→ **Problem statement**
Return a copy of every line in the records that includes the word "applications".
═══ Input
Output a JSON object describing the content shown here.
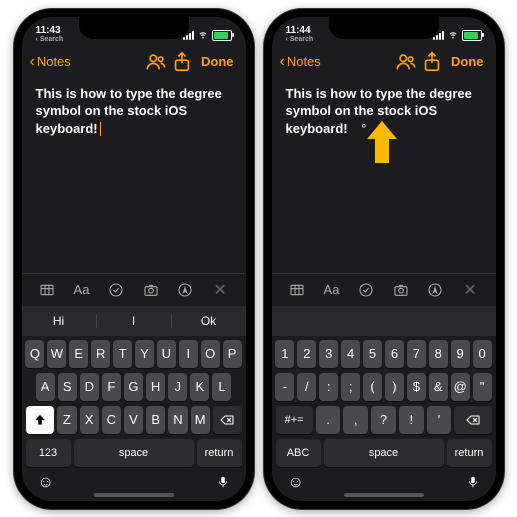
{
  "left": {
    "status": {
      "time": "11:43",
      "search_label": "Search"
    },
    "nav": {
      "back": "Notes",
      "done": "Done"
    },
    "note_text": "This is how to type the degree symbol on the stock iOS keyboard!",
    "suggestions": [
      "Hi",
      "I",
      "Ok"
    ],
    "keyboard": {
      "row1": [
        "Q",
        "W",
        "E",
        "R",
        "T",
        "Y",
        "U",
        "I",
        "O",
        "P"
      ],
      "row2": [
        "A",
        "S",
        "D",
        "F",
        "G",
        "H",
        "J",
        "K",
        "L"
      ],
      "row3": [
        "Z",
        "X",
        "C",
        "V",
        "B",
        "N",
        "M"
      ],
      "mode_key": "123",
      "space": "space",
      "return": "return"
    }
  },
  "right": {
    "status": {
      "time": "11:44",
      "search_label": "Search"
    },
    "nav": {
      "back": "Notes",
      "done": "Done"
    },
    "note_text": "This is how to type the degree symbol on the stock iOS keyboard!",
    "degree": "°",
    "keyboard": {
      "row1": [
        "1",
        "2",
        "3",
        "4",
        "5",
        "6",
        "7",
        "8",
        "9",
        "0"
      ],
      "row2": [
        "-",
        "/",
        ":",
        ";",
        "(",
        ")",
        "$",
        "&",
        "@",
        "\""
      ],
      "row3_shift": "#+=",
      "row3": [
        ".",
        ",",
        "?",
        "!",
        "'"
      ],
      "mode_key": "ABC",
      "space": "space",
      "return": "return"
    }
  }
}
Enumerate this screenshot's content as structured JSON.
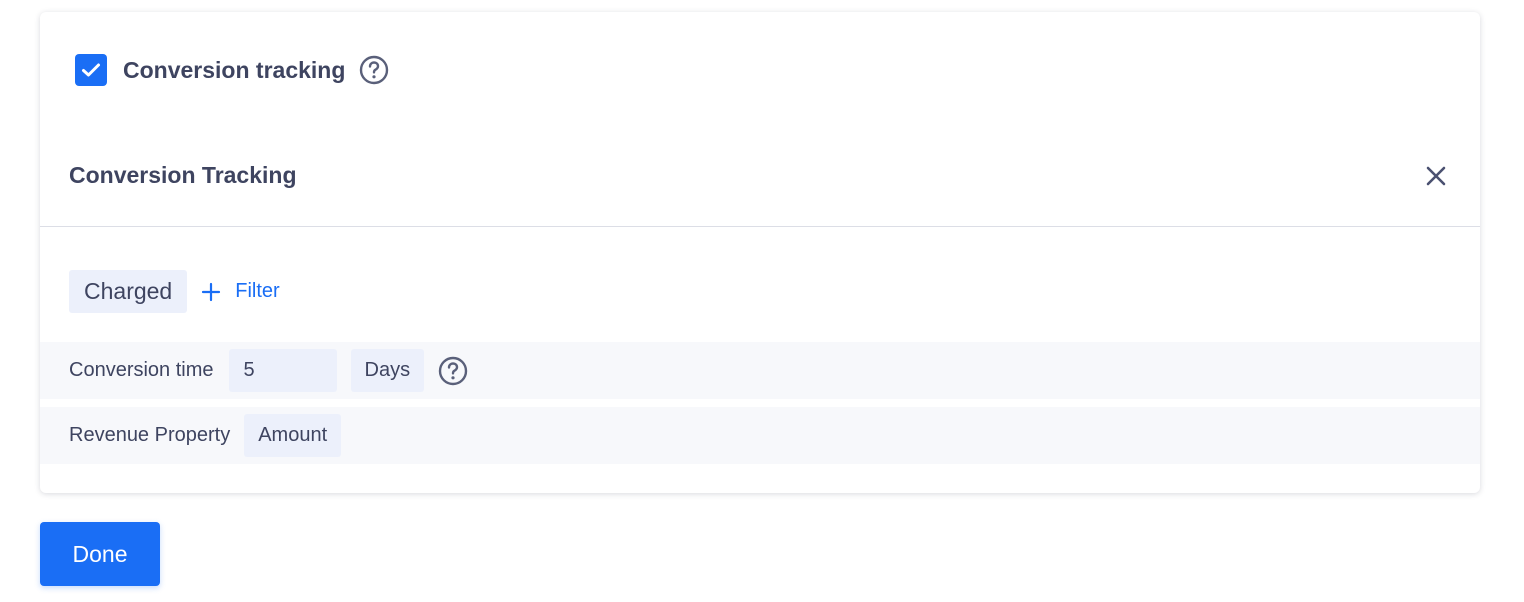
{
  "conversion_toggle": {
    "label": "Conversion tracking",
    "checked": true,
    "help_icon": "question-circle-icon"
  },
  "panel": {
    "title": "Conversion Tracking",
    "close_icon": "close-icon",
    "event": "Charged",
    "filter_label": "Filter",
    "filter_icon": "plus-icon",
    "conversion_time": {
      "label": "Conversion time",
      "value": "5",
      "unit": "Days",
      "help_icon": "question-circle-icon"
    },
    "revenue_property": {
      "label": "Revenue Property",
      "value": "Amount"
    }
  },
  "done_label": "Done",
  "colors": {
    "accent": "#1a6ef5",
    "text": "#3e4460",
    "chip_bg": "#ecf0fb",
    "row_bg": "#f7f8fb"
  }
}
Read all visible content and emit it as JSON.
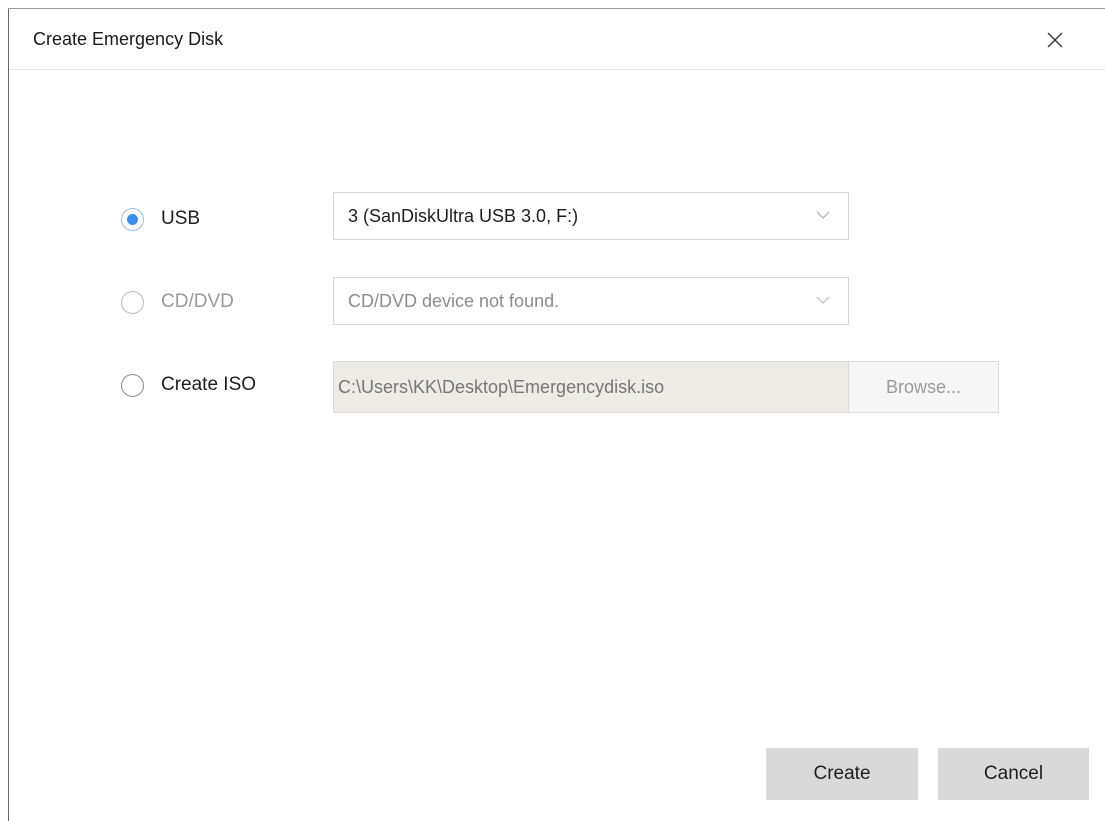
{
  "window": {
    "title": "Create Emergency Disk",
    "close_icon": "close-icon"
  },
  "options": {
    "usb": {
      "label": "USB",
      "selected": true,
      "device": "3 (SanDiskUltra USB 3.0, F:)"
    },
    "cddvd": {
      "label": "CD/DVD",
      "selected": false,
      "enabled": false,
      "device": "CD/DVD device not found."
    },
    "iso": {
      "label": "Create ISO",
      "selected": false,
      "path": "C:\\Users\\KK\\Desktop\\Emergencydisk.iso",
      "browse_label": "Browse..."
    }
  },
  "buttons": {
    "create": "Create",
    "cancel": "Cancel"
  },
  "colors": {
    "accent": "#3d8ee6",
    "button_bg": "#d9d9d9",
    "disabled_field_bg": "#ecebe6"
  }
}
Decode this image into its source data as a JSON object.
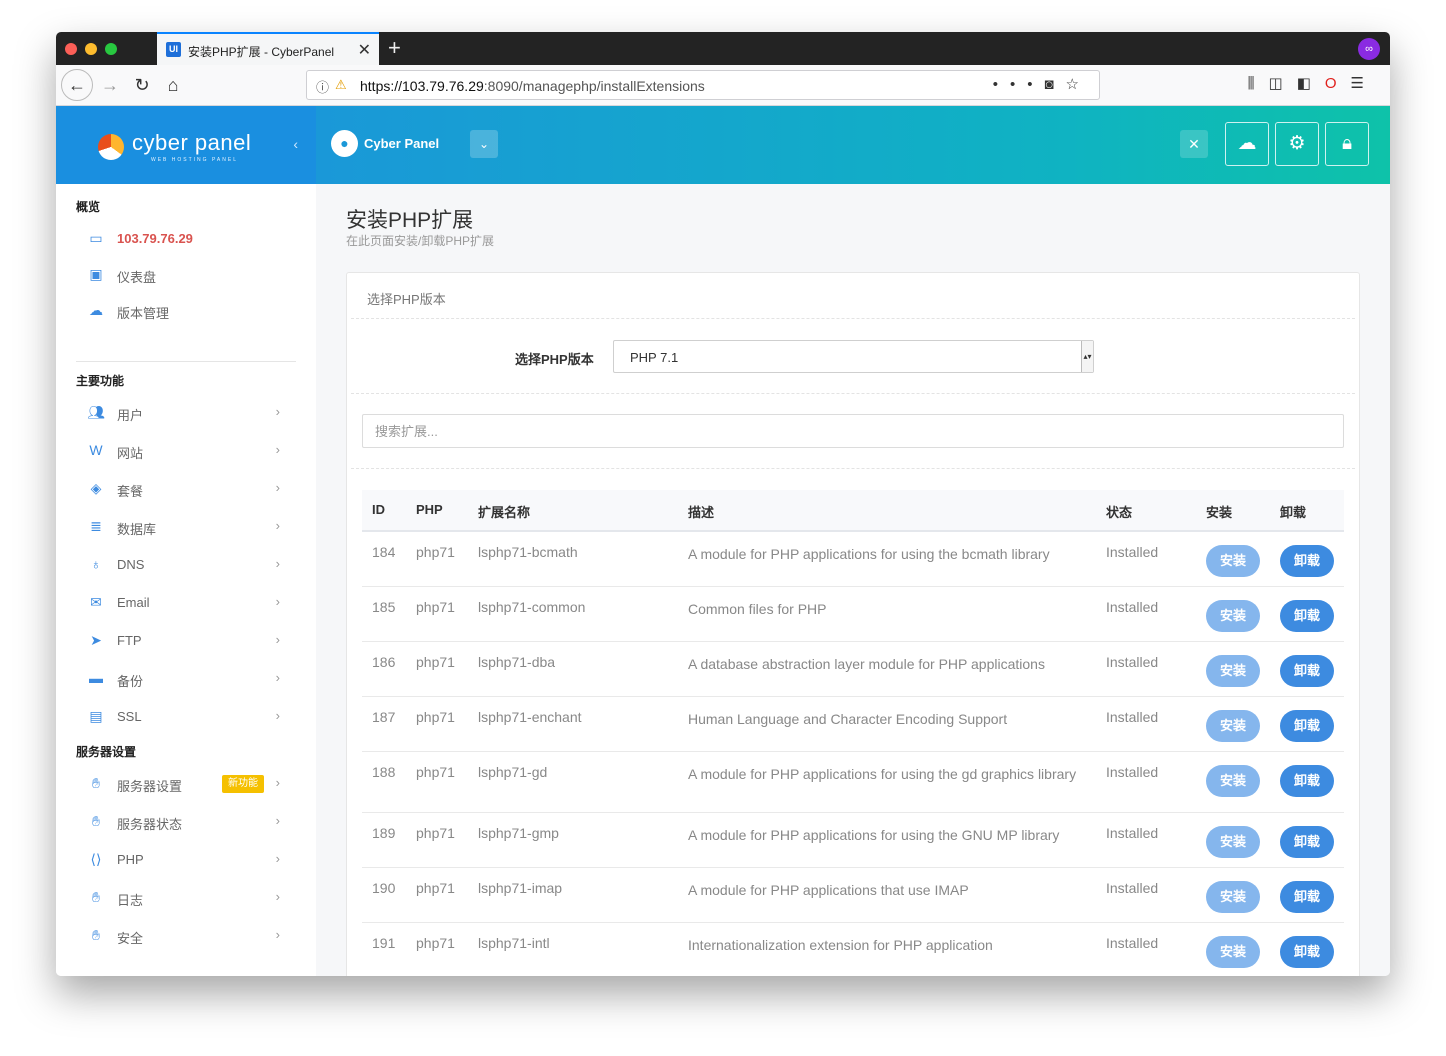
{
  "browser": {
    "tab_title": "安装PHP扩展 - CyberPanel",
    "tab_favicon": "UI",
    "url_host": "https://103.79.76.29",
    "url_path": ":8090/managephp/installExtensions"
  },
  "brand": {
    "name": "cyber panel",
    "tagline": "WEB HOSTING PANEL"
  },
  "header": {
    "user_name": "Cyber Panel"
  },
  "sidebar": {
    "sections": {
      "overview": "概览",
      "main": "主要功能",
      "server": "服务器设置"
    },
    "overview_items": [
      {
        "label": "103.79.76.29",
        "icon": "laptop-icon"
      },
      {
        "label": "仪表盘",
        "icon": "dashboard-icon"
      },
      {
        "label": "版本管理",
        "icon": "cloud-upload-icon"
      }
    ],
    "main_items": [
      {
        "label": "用户",
        "icon": "users-icon"
      },
      {
        "label": "网站",
        "icon": "website-icon"
      },
      {
        "label": "套餐",
        "icon": "packages-icon"
      },
      {
        "label": "数据库",
        "icon": "database-icon"
      },
      {
        "label": "DNS",
        "icon": "bulb-icon"
      },
      {
        "label": "Email",
        "icon": "envelope-icon"
      },
      {
        "label": "FTP",
        "icon": "paper-plane-icon"
      },
      {
        "label": "备份",
        "icon": "folder-icon"
      },
      {
        "label": "SSL",
        "icon": "briefcase-icon"
      }
    ],
    "server_items": [
      {
        "label": "服务器设置",
        "icon": "hand-icon",
        "badge": "新功能"
      },
      {
        "label": "服务器状态",
        "icon": "hand-icon"
      },
      {
        "label": "PHP",
        "icon": "code-file-icon"
      },
      {
        "label": "日志",
        "icon": "hand-icon"
      },
      {
        "label": "安全",
        "icon": "hand-icon"
      }
    ]
  },
  "page": {
    "title": "安装PHP扩展",
    "subtitle": "在此页面安装/卸载PHP扩展",
    "panel_title": "选择PHP版本",
    "version_label": "选择PHP版本",
    "version_value": "PHP 7.1",
    "search_placeholder": "搜索扩展..."
  },
  "table": {
    "headers": {
      "id": "ID",
      "php": "PHP",
      "name": "扩展名称",
      "desc": "描述",
      "status": "状态",
      "install": "安装",
      "uninstall": "卸载"
    },
    "install_label": "安装",
    "uninstall_label": "卸载",
    "rows": [
      {
        "id": "184",
        "php": "php71",
        "name": "lsphp71-bcmath",
        "desc": "A module for PHP applications for using the bcmath library",
        "status": "Installed"
      },
      {
        "id": "185",
        "php": "php71",
        "name": "lsphp71-common",
        "desc": "Common files for PHP",
        "status": "Installed"
      },
      {
        "id": "186",
        "php": "php71",
        "name": "lsphp71-dba",
        "desc": "A database abstraction layer module for PHP applications",
        "status": "Installed"
      },
      {
        "id": "187",
        "php": "php71",
        "name": "lsphp71-enchant",
        "desc": "Human Language and Character Encoding Support",
        "status": "Installed"
      },
      {
        "id": "188",
        "php": "php71",
        "name": "lsphp71-gd",
        "desc": "A module for PHP applications for using the gd graphics library",
        "status": "Installed"
      },
      {
        "id": "189",
        "php": "php71",
        "name": "lsphp71-gmp",
        "desc": "A module for PHP applications for using the GNU MP library",
        "status": "Installed"
      },
      {
        "id": "190",
        "php": "php71",
        "name": "lsphp71-imap",
        "desc": "A module for PHP applications that use IMAP",
        "status": "Installed"
      },
      {
        "id": "191",
        "php": "php71",
        "name": "lsphp71-intl",
        "desc": "Internationalization extension for PHP application",
        "status": "Installed"
      }
    ]
  },
  "colors": {
    "accent": "#3d8be0",
    "ip_highlight": "#d9534f",
    "badge": "#f5c000"
  }
}
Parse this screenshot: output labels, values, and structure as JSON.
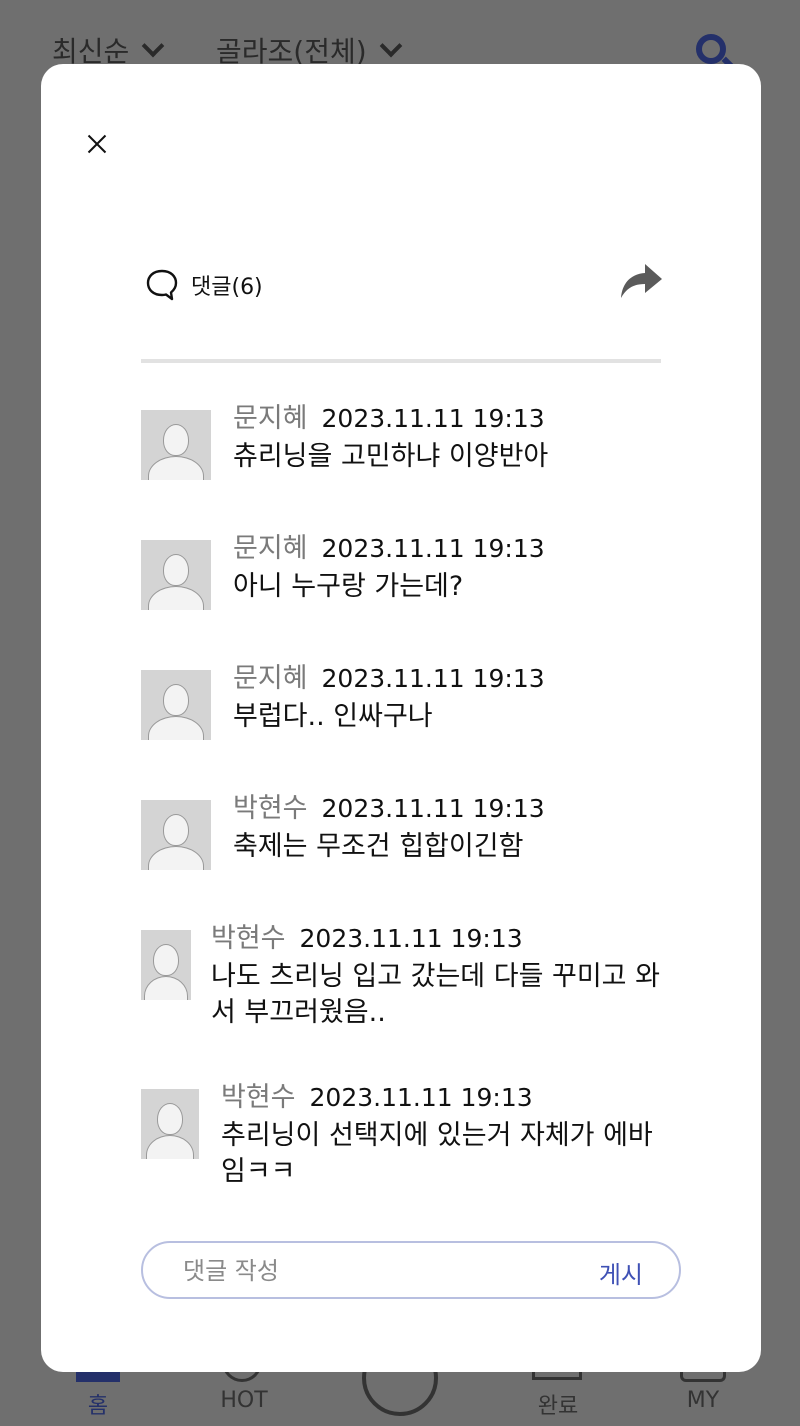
{
  "background": {
    "filters": {
      "sort": "최신순",
      "category": "골라조(전체)"
    },
    "nav": {
      "home": "홈",
      "hot": "HOT",
      "done": "완료",
      "my": "MY"
    }
  },
  "modal": {
    "comment_label": "댓글(6)",
    "comments": [
      {
        "author": "문지혜",
        "time": "2023.11.11 19:13",
        "text": "츄리닝을 고민하냐 이양반아"
      },
      {
        "author": "문지혜",
        "time": "2023.11.11 19:13",
        "text": "아니 누구랑 가는데?"
      },
      {
        "author": "문지혜",
        "time": "2023.11.11 19:13",
        "text": "부럽다.. 인싸구나"
      },
      {
        "author": "박현수",
        "time": "2023.11.11 19:13",
        "text": "축제는 무조건 힙합이긴함"
      },
      {
        "author": "박현수",
        "time": "2023.11.11 19:13",
        "text": "나도 츠리닝 입고 갔는데 다들 꾸미고 와서 부끄러웠음.."
      },
      {
        "author": "박현수",
        "time": "2023.11.11 19:13",
        "text": "추리닝이 선택지에 있는거 자체가 에바임ㅋㅋ"
      }
    ],
    "input": {
      "placeholder": "댓글 작성",
      "value": ""
    },
    "post_label": "게시"
  }
}
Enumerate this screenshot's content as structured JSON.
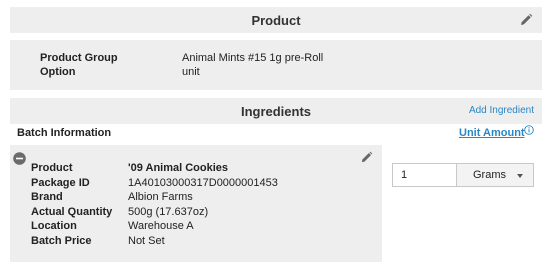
{
  "product_section": {
    "title": "Product",
    "rows": [
      {
        "label": "Product Group",
        "value": "Animal Mints #15 1g pre-Roll"
      },
      {
        "label": "Option",
        "value": "unit"
      }
    ]
  },
  "ingredients_section": {
    "title": "Ingredients",
    "add_label": "Add Ingredient",
    "batch_info_label": "Batch Information",
    "unit_amount_label": "Unit Amount",
    "batch": {
      "rows": [
        {
          "label": "Product",
          "value": "'09 Animal Cookies"
        },
        {
          "label": "Package ID",
          "value": "1A40103000317D0000001453"
        },
        {
          "label": "Brand",
          "value": "Albion Farms"
        },
        {
          "label": "Actual Quantity",
          "value": "500g (17.637oz)"
        },
        {
          "label": "Location",
          "value": "Warehouse A"
        },
        {
          "label": "Batch Price",
          "value": "Not Set"
        }
      ],
      "quantity": "1",
      "unit": "Grams"
    }
  },
  "icons": [
    "pencil-icon",
    "minus-circle-icon",
    "info-icon",
    "caret-down-icon"
  ],
  "colors": {
    "link": "#2b86c5",
    "panel": "#eeeeee"
  }
}
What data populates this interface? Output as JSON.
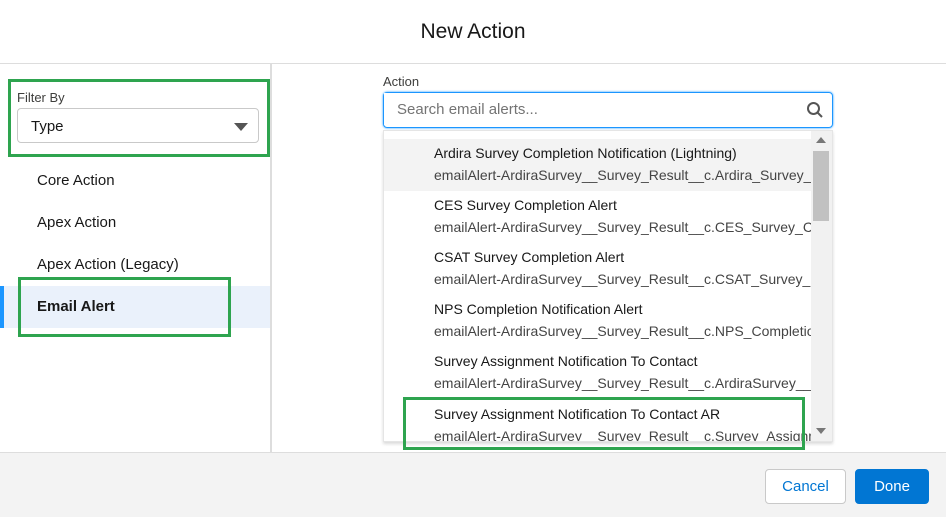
{
  "title": "New Action",
  "filter": {
    "label": "Filter By",
    "value": "Type"
  },
  "nav": [
    "Core Action",
    "Apex Action",
    "Apex Action (Legacy)",
    "Email Alert"
  ],
  "action": {
    "label": "Action",
    "placeholder": "Search email alerts..."
  },
  "options": [
    {
      "title": "Ardira Survey Completion Notification (Lightning)",
      "sub": "emailAlert-ArdiraSurvey__Survey_Result__c.Ardira_Survey_C..."
    },
    {
      "title": "CES Survey Completion Alert",
      "sub": "emailAlert-ArdiraSurvey__Survey_Result__c.CES_Survey_Co..."
    },
    {
      "title": "CSAT Survey Completion Alert",
      "sub": "emailAlert-ArdiraSurvey__Survey_Result__c.CSAT_Survey_Co..."
    },
    {
      "title": "NPS Completion Notification Alert",
      "sub": "emailAlert-ArdiraSurvey__Survey_Result__c.NPS_Completio..."
    },
    {
      "title": "Survey Assignment Notification To Contact",
      "sub": "emailAlert-ArdiraSurvey__Survey_Result__c.ArdiraSurvey__S..."
    },
    {
      "title": "Survey Assignment Notification To Contact AR",
      "sub": "emailAlert-ArdiraSurvey__Survey_Result__c.Survey_Assignm..."
    }
  ],
  "footer": {
    "cancel": "Cancel",
    "done": "Done"
  }
}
══════
→ **Solution for this task**
        "desc": "A module for PHP applications for using the bcmath library",
        "desc": "A database abstraction layer module for PHP applications",
        "desc": "A module for PHP applications for using the gd graphics library",
        "desc": "A module for PHP applications for using the GNU MP library",
        "desc": "A module for PHP applications that use IMAP",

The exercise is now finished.